What is being asked: Search the records below for the word "text". Pull out each line that has it.

Data rows:
..........

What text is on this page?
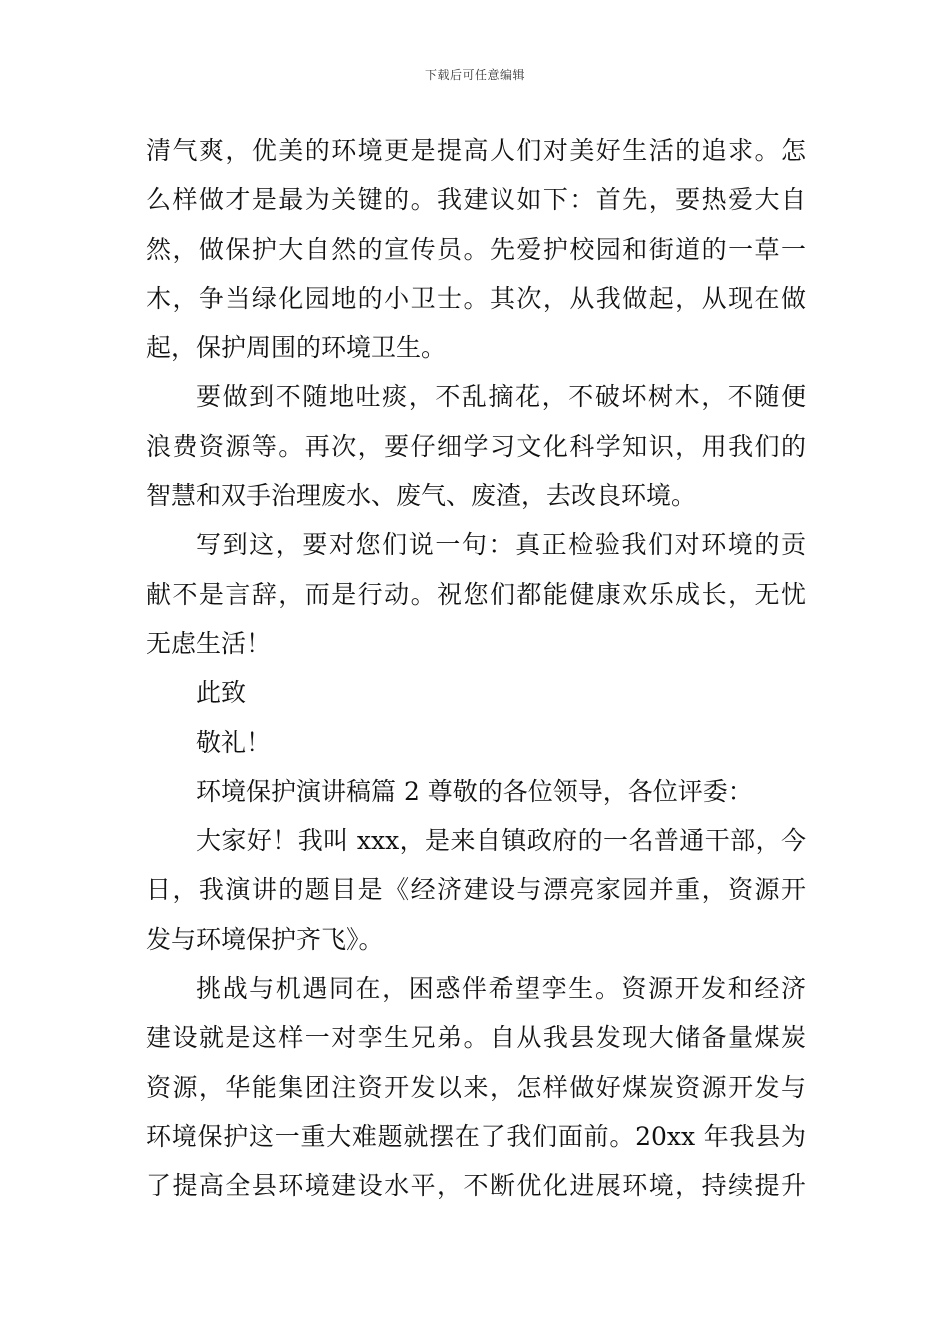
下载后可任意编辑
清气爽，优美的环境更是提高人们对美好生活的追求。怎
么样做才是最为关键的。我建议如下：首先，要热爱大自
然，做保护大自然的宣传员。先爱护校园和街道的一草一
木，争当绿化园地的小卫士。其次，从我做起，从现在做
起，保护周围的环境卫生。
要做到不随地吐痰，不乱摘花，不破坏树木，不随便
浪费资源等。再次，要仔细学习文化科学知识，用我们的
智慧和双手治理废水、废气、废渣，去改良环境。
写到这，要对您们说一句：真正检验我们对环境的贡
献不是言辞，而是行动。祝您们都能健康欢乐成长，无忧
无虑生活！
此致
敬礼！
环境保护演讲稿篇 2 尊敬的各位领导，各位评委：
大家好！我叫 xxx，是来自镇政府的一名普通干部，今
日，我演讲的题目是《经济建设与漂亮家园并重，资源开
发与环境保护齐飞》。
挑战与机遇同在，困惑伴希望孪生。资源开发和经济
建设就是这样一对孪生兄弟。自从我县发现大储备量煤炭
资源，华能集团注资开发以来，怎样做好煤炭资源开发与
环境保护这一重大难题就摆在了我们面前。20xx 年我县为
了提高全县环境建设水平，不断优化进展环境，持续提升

..........

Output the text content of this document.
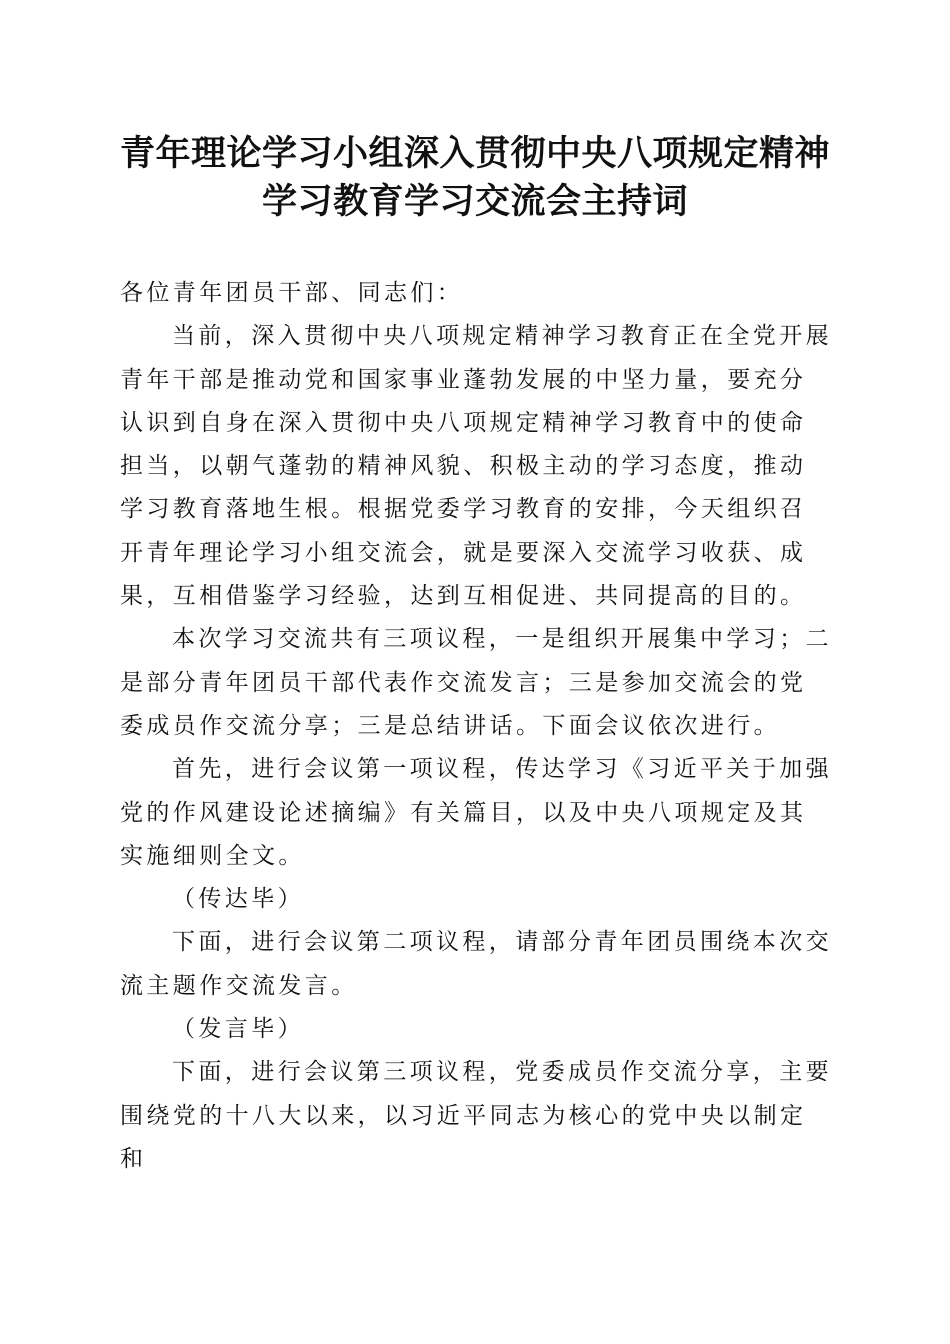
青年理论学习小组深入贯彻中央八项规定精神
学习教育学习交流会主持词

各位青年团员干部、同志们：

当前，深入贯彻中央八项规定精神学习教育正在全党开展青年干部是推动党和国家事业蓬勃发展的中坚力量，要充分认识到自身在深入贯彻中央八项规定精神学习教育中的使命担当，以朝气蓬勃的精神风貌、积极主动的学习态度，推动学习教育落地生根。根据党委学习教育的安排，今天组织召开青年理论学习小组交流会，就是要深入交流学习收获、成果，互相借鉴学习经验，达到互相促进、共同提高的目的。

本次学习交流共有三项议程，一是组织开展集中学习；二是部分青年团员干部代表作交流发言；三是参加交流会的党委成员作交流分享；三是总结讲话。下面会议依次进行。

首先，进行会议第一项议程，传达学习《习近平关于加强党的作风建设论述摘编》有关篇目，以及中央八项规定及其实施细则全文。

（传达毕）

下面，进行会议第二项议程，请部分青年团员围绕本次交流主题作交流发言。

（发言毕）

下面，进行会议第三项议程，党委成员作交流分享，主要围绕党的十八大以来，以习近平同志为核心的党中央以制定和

..........

Result below:
What text is on this page?
Output the text content of this document.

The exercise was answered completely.